* **Requirements**
Count how many lines include "Expt" and answer with that number only.

* **Entries provided**
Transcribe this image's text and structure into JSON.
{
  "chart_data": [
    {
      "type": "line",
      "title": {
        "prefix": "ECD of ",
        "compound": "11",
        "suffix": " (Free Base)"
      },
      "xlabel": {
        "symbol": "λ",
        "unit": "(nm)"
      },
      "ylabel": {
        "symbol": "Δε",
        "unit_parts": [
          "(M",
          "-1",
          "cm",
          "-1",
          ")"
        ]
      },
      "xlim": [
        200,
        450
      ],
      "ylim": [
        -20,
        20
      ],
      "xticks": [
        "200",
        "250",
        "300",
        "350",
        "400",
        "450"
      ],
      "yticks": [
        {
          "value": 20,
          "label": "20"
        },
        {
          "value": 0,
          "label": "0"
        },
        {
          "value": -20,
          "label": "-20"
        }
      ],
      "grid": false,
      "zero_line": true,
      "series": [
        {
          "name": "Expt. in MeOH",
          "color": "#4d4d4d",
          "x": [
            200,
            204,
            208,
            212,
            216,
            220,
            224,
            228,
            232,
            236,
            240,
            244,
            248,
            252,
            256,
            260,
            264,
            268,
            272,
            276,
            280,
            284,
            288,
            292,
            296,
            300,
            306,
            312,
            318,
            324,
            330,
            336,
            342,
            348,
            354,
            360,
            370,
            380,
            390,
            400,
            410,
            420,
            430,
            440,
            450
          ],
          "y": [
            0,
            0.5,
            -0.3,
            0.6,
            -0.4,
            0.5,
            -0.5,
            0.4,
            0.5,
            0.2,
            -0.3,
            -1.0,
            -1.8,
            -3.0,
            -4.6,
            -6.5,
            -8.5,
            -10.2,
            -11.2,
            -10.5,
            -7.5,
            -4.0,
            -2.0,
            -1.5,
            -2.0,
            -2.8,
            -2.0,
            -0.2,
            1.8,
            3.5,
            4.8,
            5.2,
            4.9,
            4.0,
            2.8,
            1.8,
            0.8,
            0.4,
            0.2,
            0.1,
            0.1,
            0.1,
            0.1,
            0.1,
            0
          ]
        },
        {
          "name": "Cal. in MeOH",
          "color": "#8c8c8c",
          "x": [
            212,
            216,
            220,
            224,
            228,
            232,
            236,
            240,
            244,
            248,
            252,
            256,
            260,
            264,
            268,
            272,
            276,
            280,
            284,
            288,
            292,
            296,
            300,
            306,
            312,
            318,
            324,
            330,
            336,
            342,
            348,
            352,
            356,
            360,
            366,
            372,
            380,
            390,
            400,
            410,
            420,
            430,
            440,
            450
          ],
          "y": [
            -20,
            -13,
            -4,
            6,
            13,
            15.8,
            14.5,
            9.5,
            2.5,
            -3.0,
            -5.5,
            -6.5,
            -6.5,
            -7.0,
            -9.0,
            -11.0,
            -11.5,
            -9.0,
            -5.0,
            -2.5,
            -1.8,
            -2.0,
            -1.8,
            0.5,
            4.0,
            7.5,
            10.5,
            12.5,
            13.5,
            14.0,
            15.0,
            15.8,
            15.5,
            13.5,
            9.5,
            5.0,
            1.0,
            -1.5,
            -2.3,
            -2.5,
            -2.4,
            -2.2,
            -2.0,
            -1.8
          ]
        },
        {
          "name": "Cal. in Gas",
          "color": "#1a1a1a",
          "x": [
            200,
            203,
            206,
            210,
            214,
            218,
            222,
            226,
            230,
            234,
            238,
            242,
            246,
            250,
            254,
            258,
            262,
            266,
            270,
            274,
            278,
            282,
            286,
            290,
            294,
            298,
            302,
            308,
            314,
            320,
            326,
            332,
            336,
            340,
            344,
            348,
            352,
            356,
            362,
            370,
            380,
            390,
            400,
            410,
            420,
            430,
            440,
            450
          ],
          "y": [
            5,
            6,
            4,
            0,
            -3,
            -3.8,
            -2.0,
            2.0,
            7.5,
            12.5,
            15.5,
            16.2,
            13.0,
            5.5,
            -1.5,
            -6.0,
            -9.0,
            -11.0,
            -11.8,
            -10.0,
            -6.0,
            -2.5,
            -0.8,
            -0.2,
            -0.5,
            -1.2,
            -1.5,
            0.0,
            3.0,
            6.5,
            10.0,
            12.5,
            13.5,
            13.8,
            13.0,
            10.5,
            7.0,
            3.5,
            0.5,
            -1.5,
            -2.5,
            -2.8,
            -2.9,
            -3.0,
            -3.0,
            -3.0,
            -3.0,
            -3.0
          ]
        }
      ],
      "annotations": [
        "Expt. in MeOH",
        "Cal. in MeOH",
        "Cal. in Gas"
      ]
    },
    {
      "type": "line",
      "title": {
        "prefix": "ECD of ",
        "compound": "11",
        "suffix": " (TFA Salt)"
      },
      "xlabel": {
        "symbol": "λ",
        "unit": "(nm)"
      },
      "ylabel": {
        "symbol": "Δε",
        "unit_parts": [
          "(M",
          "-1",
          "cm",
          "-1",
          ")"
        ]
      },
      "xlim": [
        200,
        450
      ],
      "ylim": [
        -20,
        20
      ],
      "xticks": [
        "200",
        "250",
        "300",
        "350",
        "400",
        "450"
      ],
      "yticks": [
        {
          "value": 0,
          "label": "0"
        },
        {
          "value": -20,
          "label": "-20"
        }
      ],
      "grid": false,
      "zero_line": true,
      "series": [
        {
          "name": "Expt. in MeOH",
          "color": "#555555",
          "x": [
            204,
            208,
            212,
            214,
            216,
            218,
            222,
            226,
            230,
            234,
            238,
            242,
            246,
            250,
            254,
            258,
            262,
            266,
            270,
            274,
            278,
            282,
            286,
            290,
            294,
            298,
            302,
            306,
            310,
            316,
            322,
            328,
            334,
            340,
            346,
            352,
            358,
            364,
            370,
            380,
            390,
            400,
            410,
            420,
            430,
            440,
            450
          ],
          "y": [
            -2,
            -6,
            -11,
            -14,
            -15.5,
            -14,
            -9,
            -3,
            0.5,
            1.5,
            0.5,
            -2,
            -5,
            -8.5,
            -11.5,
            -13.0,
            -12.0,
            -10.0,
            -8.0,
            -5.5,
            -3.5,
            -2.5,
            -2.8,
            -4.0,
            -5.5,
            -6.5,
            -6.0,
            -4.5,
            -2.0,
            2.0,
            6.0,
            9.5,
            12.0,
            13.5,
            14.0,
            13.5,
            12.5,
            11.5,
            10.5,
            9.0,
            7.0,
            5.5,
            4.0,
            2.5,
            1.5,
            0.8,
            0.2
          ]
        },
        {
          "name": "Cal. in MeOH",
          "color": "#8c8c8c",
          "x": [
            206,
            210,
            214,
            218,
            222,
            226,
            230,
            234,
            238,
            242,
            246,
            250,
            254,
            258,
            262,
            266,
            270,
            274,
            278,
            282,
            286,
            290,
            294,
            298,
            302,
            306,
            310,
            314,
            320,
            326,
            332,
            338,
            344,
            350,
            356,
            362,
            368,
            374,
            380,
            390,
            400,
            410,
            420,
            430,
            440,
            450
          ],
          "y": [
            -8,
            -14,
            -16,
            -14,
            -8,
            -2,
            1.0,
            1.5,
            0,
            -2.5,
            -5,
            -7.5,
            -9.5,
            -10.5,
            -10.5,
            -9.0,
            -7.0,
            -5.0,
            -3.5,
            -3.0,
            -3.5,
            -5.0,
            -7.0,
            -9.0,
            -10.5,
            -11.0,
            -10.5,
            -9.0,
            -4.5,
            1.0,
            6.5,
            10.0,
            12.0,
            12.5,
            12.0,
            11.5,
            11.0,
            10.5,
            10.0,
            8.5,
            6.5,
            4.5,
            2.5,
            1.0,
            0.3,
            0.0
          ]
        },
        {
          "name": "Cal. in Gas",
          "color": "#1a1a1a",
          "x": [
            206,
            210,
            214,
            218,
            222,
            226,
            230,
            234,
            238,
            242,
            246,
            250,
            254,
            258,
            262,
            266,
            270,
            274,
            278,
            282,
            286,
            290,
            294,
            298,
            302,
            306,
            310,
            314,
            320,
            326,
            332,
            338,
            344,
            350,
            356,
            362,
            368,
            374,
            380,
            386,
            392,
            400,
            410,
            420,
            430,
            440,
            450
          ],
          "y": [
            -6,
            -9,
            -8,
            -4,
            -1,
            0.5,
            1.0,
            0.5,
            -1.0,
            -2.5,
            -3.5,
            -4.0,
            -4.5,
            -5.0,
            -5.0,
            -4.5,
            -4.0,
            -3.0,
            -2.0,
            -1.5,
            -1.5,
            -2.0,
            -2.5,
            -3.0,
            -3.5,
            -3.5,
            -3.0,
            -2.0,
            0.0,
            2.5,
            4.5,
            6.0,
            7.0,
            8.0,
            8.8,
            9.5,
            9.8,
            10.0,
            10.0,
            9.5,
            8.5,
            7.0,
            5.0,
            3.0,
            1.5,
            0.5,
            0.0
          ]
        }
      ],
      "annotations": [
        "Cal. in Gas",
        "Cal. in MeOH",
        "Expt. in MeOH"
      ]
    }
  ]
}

* **Task response**
4